Dataset records
=======

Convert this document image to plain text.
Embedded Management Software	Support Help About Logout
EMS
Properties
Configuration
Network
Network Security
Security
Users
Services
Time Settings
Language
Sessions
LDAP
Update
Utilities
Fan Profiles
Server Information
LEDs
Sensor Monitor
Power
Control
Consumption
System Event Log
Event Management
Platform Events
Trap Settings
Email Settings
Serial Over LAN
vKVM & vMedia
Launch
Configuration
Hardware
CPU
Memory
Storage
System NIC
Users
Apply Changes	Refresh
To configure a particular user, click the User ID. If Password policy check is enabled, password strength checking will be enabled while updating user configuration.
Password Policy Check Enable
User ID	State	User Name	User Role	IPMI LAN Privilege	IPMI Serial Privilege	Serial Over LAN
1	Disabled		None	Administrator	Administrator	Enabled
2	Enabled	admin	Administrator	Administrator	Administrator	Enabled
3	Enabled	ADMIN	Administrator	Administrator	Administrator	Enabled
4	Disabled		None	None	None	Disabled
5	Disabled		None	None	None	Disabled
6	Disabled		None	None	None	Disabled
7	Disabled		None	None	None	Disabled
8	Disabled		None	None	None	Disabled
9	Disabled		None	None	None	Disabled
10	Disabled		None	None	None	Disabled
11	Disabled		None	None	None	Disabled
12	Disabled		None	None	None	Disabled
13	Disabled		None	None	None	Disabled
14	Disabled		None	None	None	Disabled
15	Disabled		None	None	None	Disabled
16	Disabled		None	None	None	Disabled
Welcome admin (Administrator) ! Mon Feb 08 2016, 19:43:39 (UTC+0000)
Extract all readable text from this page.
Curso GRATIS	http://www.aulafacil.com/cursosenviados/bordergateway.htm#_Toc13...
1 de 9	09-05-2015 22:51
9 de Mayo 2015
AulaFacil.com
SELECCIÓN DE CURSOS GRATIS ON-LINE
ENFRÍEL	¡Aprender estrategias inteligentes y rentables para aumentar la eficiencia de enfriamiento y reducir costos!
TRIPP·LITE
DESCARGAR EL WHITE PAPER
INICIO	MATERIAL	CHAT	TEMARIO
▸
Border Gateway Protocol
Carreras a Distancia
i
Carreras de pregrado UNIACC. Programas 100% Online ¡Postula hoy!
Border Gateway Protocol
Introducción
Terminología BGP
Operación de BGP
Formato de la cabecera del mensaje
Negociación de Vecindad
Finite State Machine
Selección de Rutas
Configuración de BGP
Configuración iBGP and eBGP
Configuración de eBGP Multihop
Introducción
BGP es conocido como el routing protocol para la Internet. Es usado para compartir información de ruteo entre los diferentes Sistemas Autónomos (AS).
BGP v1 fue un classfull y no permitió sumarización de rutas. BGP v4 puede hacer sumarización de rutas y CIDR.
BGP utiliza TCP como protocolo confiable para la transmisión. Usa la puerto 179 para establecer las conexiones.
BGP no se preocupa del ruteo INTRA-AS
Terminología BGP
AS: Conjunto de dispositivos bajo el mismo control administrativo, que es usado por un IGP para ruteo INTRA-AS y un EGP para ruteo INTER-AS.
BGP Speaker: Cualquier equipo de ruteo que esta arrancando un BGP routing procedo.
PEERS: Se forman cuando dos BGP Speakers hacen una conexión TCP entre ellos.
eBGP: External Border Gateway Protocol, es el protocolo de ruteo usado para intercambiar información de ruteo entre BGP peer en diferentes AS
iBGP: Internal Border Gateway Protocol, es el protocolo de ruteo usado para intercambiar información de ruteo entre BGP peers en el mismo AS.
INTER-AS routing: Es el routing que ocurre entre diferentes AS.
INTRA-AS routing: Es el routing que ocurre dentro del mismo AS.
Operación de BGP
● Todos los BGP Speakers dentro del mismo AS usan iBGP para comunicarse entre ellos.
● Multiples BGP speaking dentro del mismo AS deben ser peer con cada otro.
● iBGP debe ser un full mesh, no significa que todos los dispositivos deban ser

=======

Take the listing above and set it down exactly.

Convert this document image to plain text.
Embedded Management Software	Support Help About Logout
EMS
Properties
Configuration
Network
Network Security
Security
Users
Services
Time Settings
Language
Sessions
LDAP
Update
Utilities
Fan Profiles
Server Information
LEDs
Sensor Monitor
Power
Control
Consumption
System Event Log
Event Management
Platform Events
Trap Settings
Email Settings
Serial Over LAN
vKVM & vMedia
Launch
Configuration
Hardware
CPU
Memory
Storage
System NIC
Users
Apply Changes	Refresh
To configure a particular user, click the User ID. If Password policy check is enabled, password strength checking will be enabled while updating user configuration.
Password Policy Check Enable
User ID	State	User Name	User Role	IPMI LAN Privilege	IPMI Serial Privilege	Serial Over LAN
1	Disabled		None	Administrator	Administrator	Enabled
2	Enabled	admin	Administrator	Administrator	Administrator	Enabled
3	Enabled	ADMIN	Administrator	Administrator	Administrator	Enabled
4	Disabled		None	None	None	Disabled
5	Disabled		None	None	None	Disabled
6	Disabled		None	None	None	Disabled
7	Disabled		None	None	None	Disabled
8	Disabled		None	None	None	Disabled
9	Disabled		None	None	None	Disabled
10	Disabled		None	None	None	Disabled
11	Disabled		None	None	None	Disabled
12	Disabled		None	None	None	Disabled
13	Disabled		None	None	None	Disabled
14	Disabled		None	None	None	Disabled
15	Disabled		None	None	None	Disabled
16	Disabled		None	None	None	Disabled
Welcome admin (Administrator) ! Mon Feb 08 2016, 19:43:39 (UTC+0000)
Extract all readable text from this page.
Curso GRATIS	http://www.aulafacil.com/cursosenviados/bordergateway.htm#_Toc13...
1 de 9	09-05-2015 22:51
9 de Mayo 2015
AulaFacil.com
SELECCIÓN DE CURSOS GRATIS ON-LINE
ENFRÍEL	¡Aprender estrategias inteligentes y rentables para aumentar la eficiencia de enfriamiento y reducir costos!
TRIPP·LITE
DESCARGAR EL WHITE PAPER
INICIO	MATERIAL	CHAT	TEMARIO
▸
Border Gateway Protocol
Carreras a Distancia
i
Carreras de pregrado UNIACC. Programas 100% Online ¡Postula hoy!
Border Gateway Protocol
Introducción
Terminología BGP
Operación de BGP
Formato de la cabecera del mensaje
Negociación de Vecindad
Finite State Machine
Selección de Rutas
Configuración de BGP
Configuración iBGP and eBGP
Configuración de eBGP Multihop
Introducción
BGP es conocido como el routing protocol para la Internet. Es usado para compartir información de ruteo entre los diferentes Sistemas Autónomos (AS).
BGP v1 fue un classfull y no permitió sumarización de rutas. BGP v4 puede hacer sumarización de rutas y CIDR.
BGP utiliza TCP como protocolo confiable para la transmisión. Usa la puerto 179 para establecer las conexiones.
BGP no se preocupa del ruteo INTRA-AS
Terminología BGP
AS: Conjunto de dispositivos bajo el mismo control administrativo, que es usado por un IGP para ruteo INTRA-AS y un EGP para ruteo INTER-AS.
BGP Speaker: Cualquier equipo de ruteo que esta arrancando un BGP routing procedo.
PEERS: Se forman cuando dos BGP Speakers hacen una conexión TCP entre ellos.
eBGP: External Border Gateway Protocol, es el protocolo de ruteo usado para intercambiar información de ruteo entre BGP peer en diferentes AS
iBGP: Internal Border Gateway Protocol, es el protocolo de ruteo usado para intercambiar información de ruteo entre BGP peers en el mismo AS.
INTER-AS routing: Es el routing que ocurre entre diferentes AS.
INTRA-AS routing: Es el routing que ocurre dentro del mismo AS.
Operación de BGP
● Todos los BGP Speakers dentro del mismo AS usan iBGP para comunicarse entre ellos.
● Multiples BGP speaking dentro del mismo AS deben ser peer con cada otro.
● iBGP debe ser un full mesh, no significa que todos los dispositivos deban ser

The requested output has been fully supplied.